**GIVEN INSTRUCTION A**
Which lines in the listing contain the word "more"? Locate each one and copy it in full.

**SOURCE**
=====
This may have been the decade that saw Gordon Brown double public spending…
But rural England hasn’t seen the benefits.

And I’m afraid anyone who thinks that falling house prices are going to fix rural housing need are going to be sorely disappointed.

With wages so low…
With mortgages so hard to get…
With repossessions up and more families out on the street…
The number of people needing homes is going to be more, not less.
Landowners are going to hold onto sites to ride out the downturn…
And the number of homes available won’t necessarily increase.

My overriding fear is that we have a two tier countryside which is only going to get worse.

So we need a new vision.
A vision I believe my party is ideally placed to deliver.
Over half of our MPs represent rural constituencies.
Your heartlands are our heartlands.
We have a green backbone running through everything we do.
We believe in communities – in putting power in local hands.
And we believe that as times get harder it is more urgent than ever to end the rural raw deal.

So how do we do that?
How do we protect our landscapes and help our rural communities?

We need to be ambitious – let’s decide what we want rural Britain to look like and let’s make it happen.
That’s what the urban regeneration drive is all about, why not our countryside communities too?

Don’t get me wrong, I know this won’t be easy.
Although we all have a shared interest in the countryside…
There are a lot of competing interests too.

But if we are going to alleviate rural poverty…
If we are going to cherish land whilst supporting thriving communities…
We must now drive forward a vision for rural England that is environmentally sustainable, socially sustainable, and economically sustainable.
Communities that are green.
Communities that are accessible.
And communities that are vibrant.

Let’s start with green.

It’s a shorthand way of saying that our commitment to the natural environment is unwavering.
That every decision about land use must begin from the premise that land is intrinsically valuable.
Now, I’m sorry to labour the point, but I want to be really clear here, because lots of people say this but they don’t always mean it:
For me, and my party, land is valuable for land’s own sake.
Not for what we can use it for, or how much money we can make out of it.
But simply because we value our natural environment.

That’s why we think it is vital that we map Britain’s biodiversity.
How can we decide where and how to develop unless we can assess the environmental value of land?

It’s why we understand the importance of greenfield land.
My party has a genuine commitment to green space
We don’t just mean monoculture fields.
We mean space that is rich in biodiversity…
That is accessible and open to our communities.
That could mean parks, gardens, woodlands, greenbelts…
We all have a right to the countryside.
And of course with that right comes responsibility.
Your own “Stop the Drop” anti-litter campaign is a reminder of that.

Our children and our grandchildren won’t respect natural England unless they grow up feeling that they have a stake in it.
Let’s treasure these spaces and teach future generations to treasure them too.

Re-engagement. Reconnection with our surroundings.
This is central to the work being undertaken by my Natural Environment Working Group.
Their findings will be the centrepiece of our Autumn conference next year.

“Greeness” also means that rural England plays its part in fighting climate change.
Tiny hamlets have as great a duty here as heaving metropolises.
All communities need to cut down on damaging carbon emissions.
And all communities need to help the shift away from harmful and precarious fossil fuels to clean, renewable energy.

I know that onshore wind is hugely contentious in some parts of the country.
But what makes it worse is that we don’t have the debate.
Local communities aren’t given a voice, they aren’t listened to.
It’s wrong of this Government to exclude people from the decisions that affect them.
It breeds resentment and antagonism.
=====
**GIVEN INSTRUCTION B**
Can you return the stretch of the speech on rural England from "So how do we" through "competing interests too.", word for word?

**DATA IN THIS EXERCISE**
=====
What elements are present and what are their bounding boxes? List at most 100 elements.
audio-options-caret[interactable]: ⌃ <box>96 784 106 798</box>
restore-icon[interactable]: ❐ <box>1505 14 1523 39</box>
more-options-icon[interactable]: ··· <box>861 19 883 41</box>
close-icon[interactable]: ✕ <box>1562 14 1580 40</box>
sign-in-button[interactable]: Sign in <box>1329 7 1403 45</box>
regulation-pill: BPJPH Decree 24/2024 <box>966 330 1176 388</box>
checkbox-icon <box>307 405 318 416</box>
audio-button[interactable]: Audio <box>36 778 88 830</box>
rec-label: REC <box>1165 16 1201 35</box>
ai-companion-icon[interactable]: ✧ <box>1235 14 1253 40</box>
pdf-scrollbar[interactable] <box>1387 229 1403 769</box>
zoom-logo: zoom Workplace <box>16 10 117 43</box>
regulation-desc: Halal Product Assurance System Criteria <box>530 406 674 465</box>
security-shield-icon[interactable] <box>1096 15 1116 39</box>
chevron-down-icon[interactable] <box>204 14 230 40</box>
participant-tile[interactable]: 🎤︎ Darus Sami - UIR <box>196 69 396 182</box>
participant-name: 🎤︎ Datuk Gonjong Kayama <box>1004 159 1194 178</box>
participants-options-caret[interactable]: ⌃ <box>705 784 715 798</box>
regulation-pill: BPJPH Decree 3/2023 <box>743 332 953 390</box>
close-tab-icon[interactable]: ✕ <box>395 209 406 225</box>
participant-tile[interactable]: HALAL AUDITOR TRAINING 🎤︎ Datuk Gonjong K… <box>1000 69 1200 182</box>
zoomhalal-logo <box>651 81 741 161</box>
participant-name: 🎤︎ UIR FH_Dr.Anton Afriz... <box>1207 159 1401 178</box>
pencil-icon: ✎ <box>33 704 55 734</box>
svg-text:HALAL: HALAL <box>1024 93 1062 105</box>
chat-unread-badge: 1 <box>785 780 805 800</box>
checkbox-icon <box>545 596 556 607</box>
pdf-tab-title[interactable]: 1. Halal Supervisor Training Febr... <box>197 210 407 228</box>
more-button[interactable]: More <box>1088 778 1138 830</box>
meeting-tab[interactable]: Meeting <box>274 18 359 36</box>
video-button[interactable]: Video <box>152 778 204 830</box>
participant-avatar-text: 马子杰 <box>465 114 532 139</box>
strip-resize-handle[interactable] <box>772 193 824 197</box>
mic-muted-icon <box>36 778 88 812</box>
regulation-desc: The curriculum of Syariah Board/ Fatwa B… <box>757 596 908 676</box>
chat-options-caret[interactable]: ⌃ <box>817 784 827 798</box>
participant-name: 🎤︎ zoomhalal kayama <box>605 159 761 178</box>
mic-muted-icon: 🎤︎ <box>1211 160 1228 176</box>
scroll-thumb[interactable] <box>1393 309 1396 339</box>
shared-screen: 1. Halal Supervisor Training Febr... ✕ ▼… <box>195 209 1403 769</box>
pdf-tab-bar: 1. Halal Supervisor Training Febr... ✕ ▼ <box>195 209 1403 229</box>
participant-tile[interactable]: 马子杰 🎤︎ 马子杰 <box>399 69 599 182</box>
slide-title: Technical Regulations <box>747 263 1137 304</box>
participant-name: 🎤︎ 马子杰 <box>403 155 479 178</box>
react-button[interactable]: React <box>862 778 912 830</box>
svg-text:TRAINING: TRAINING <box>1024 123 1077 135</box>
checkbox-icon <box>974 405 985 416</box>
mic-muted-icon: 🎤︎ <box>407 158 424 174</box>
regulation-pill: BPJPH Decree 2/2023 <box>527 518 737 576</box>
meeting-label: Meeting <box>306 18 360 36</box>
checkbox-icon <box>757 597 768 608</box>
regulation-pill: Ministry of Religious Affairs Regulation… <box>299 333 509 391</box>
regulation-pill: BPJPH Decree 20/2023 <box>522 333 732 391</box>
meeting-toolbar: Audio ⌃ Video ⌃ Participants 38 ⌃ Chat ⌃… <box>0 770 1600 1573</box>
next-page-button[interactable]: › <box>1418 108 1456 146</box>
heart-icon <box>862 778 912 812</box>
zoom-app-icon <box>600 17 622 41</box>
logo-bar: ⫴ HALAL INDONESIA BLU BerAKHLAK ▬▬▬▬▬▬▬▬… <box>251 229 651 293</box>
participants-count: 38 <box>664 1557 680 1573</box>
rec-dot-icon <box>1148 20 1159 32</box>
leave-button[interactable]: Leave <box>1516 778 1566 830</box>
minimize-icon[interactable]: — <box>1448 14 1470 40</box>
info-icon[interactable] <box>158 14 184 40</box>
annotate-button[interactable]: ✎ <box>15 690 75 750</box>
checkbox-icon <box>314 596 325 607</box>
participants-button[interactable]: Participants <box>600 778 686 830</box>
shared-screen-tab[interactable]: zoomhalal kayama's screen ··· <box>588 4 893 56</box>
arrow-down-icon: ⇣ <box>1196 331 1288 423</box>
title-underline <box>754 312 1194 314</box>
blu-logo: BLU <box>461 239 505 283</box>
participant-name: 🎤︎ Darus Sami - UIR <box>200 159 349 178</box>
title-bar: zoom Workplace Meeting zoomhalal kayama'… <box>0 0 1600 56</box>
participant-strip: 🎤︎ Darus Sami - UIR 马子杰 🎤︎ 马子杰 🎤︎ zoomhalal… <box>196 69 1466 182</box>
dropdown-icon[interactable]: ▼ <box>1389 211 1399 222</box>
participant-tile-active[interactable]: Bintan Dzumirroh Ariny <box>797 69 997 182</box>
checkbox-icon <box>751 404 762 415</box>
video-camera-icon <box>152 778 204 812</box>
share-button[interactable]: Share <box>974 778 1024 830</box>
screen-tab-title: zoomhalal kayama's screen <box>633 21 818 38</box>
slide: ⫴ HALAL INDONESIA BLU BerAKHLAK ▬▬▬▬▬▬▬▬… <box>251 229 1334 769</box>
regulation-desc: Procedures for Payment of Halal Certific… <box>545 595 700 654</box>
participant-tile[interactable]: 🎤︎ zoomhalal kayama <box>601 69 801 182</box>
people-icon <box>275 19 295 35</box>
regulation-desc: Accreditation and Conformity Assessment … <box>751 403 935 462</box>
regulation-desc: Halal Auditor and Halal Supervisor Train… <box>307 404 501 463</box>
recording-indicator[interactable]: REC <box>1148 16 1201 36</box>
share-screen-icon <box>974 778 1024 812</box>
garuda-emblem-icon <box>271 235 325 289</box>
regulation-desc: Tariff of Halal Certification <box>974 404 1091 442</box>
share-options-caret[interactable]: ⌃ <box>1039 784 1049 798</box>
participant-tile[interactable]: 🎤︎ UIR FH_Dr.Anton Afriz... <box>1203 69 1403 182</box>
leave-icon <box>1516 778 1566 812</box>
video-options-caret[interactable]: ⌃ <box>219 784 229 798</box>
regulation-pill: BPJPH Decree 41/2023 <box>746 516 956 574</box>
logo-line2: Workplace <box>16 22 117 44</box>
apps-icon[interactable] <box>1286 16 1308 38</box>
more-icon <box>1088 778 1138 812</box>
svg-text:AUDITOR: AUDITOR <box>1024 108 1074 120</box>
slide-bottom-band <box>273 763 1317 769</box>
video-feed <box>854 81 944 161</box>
=====
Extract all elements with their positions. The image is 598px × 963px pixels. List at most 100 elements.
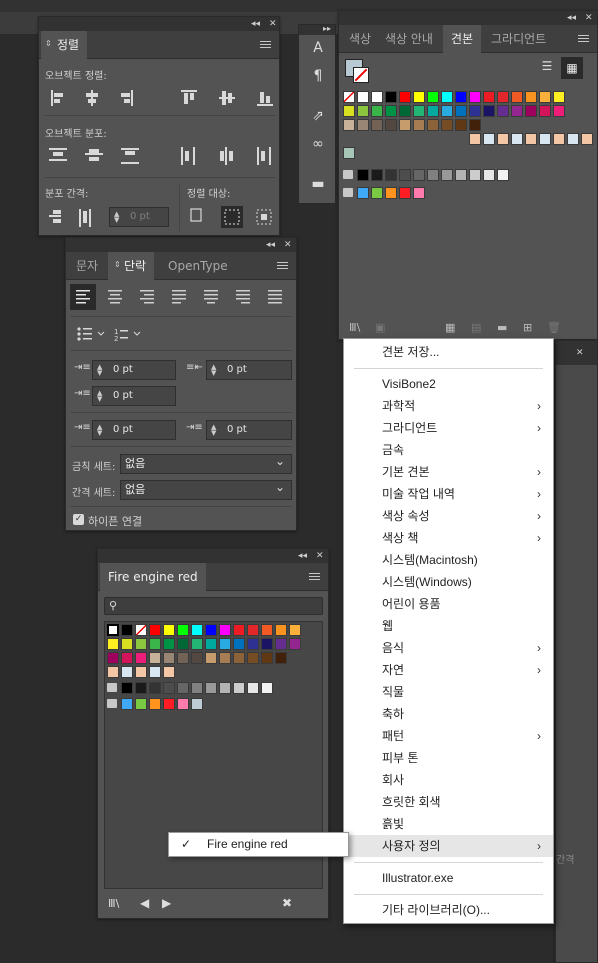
=====
**EXERCISE OUTPUT A**
more-options-icon[interactable]: ··· <box>861 19 883 41</box>
more-button[interactable]: More <box>1088 778 1138 830</box>
more-icon <box>1088 778 1138 812</box>

**EXERCISE OUTPUT B**
So how do we do that?
How do we protect our landscapes and help our rural communities?

We need to be ambitious – let’s decide what we want rural Britain to look like and let’s make it happen.
That’s what the urban regeneration drive is all about, why not our countryside communities too?

Don’t get me wrong, I know this won’t be easy.
Although we all have a shared interest in the countryside…
There are a lot of competing interests too.